Problem details: Extract every line below that contains the word "LONDON".

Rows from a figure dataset
###

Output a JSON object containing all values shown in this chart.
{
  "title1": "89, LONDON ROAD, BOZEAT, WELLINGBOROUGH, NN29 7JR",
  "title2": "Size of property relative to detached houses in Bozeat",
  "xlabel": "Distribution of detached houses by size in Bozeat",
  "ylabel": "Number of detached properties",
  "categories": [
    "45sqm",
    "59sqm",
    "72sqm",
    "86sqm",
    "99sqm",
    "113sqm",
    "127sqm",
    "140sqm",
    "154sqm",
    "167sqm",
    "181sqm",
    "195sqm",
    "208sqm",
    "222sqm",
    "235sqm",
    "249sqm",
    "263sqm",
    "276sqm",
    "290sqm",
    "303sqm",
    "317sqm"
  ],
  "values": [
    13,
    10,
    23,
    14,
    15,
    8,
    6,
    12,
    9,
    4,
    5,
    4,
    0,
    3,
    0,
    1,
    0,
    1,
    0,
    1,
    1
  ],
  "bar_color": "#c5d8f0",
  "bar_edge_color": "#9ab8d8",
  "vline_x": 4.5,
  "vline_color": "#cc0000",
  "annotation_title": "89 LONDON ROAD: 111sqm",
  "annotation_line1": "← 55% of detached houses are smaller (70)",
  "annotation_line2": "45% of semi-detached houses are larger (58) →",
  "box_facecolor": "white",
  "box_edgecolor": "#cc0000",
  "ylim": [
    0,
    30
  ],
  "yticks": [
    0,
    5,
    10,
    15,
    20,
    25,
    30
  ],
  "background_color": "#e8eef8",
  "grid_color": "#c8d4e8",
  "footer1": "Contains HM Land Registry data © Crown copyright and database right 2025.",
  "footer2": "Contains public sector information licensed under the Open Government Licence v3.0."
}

###

The answer:
  "title1": "89, LONDON ROAD, BOZEAT, WELLINGBOROUGH, NN29 7JR",
  "annotation_title": "89 LONDON ROAD: 111sqm",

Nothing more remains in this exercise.